Repeat the full listing below verbatim and keep the images out.
═════ Supplied information ═════
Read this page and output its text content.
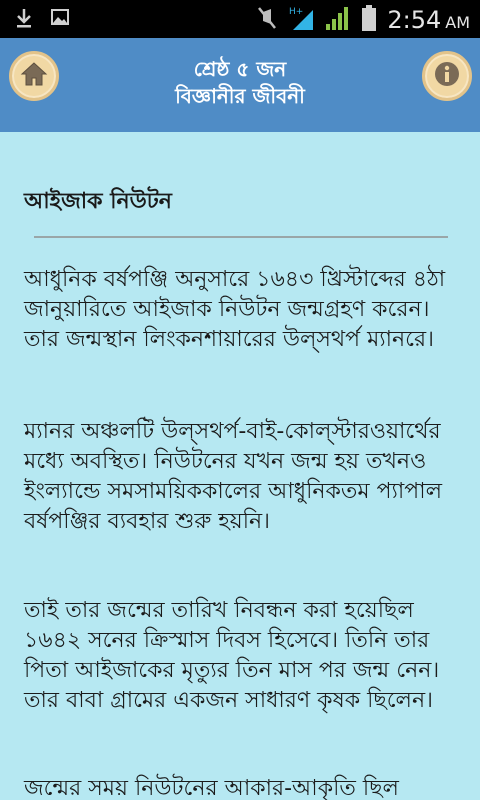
H+	2:54 AM
শ্রেষ্ঠ ৫ জন
বিজ্ঞানীর জীবনী
আইজাক নিউটন

আধুনিক বর্ষপঞ্জি অনুসারে ১৬৪৩ খ্রিস্টাব্দের ৪ঠা জানুয়ারিতে আইজাক নিউটন জন্মগ্রহণ করেন। তার জন্মস্থান লিংকনশায়ারের উল্সথর্প ম্যানরে।

ম্যানর অঞ্চলটি উল্সথর্প-বাই-কোল্স্টারওয়ার্থের মধ্যে অবস্থিত। নিউটনের যখন জন্ম হয় তখনও ইংল্যান্ডে সমসাময়িককালের আধুনিকতম প্যাপাল বর্ষপঞ্জির ব্যবহার শুরু হয়নি।

তাই তার জন্মের তারিখ নিবন্ধন করা হয়েছিল ১৬৪২ সনের ক্রিস্মাস দিবস হিসেবে। তিনি তার পিতা আইজাকের মৃত্যুর তিন মাস পর জন্ম নেন। তার বাবা গ্রামের একজন সাধারণ কৃষক ছিলেন।

জন্মের সময় নিউটনের আকার-আকৃতি ছিল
═════
### Expected answer
Read this page and output its text content.
H+	2:54 AM
শ্রেষ্ঠ ৫ জন
বিজ্ঞানীর জীবনী
আইজাক নিউটন

আধুনিক বর্ষপঞ্জি অনুসারে ১৬৪৩ খ্রিস্টাব্দের ৪ঠা জানুয়ারিতে আইজাক নিউটন জন্মগ্রহণ করেন। তার জন্মস্থান লিংকনশায়ারের উল্সথর্প ম্যানরে।

ম্যানর অঞ্চলটি উল্সথর্প-বাই-কোল্স্টারওয়ার্থের মধ্যে অবস্থিত। নিউটনের যখন জন্ম হয় তখনও ইংল্যান্ডে সমসাময়িককালের আধুনিকতম প্যাপাল বর্ষপঞ্জির ব্যবহার শুরু হয়নি।

তাই তার জন্মের তারিখ নিবন্ধন করা হয়েছিল ১৬৪২ সনের ক্রিস্মাস দিবস হিসেবে। তিনি তার পিতা আইজাকের মৃত্যুর তিন মাস পর জন্ম নেন। তার বাবা গ্রামের একজন সাধারণ কৃষক ছিলেন।

জন্মের সময় নিউটনের আকার-আকৃতি ছিল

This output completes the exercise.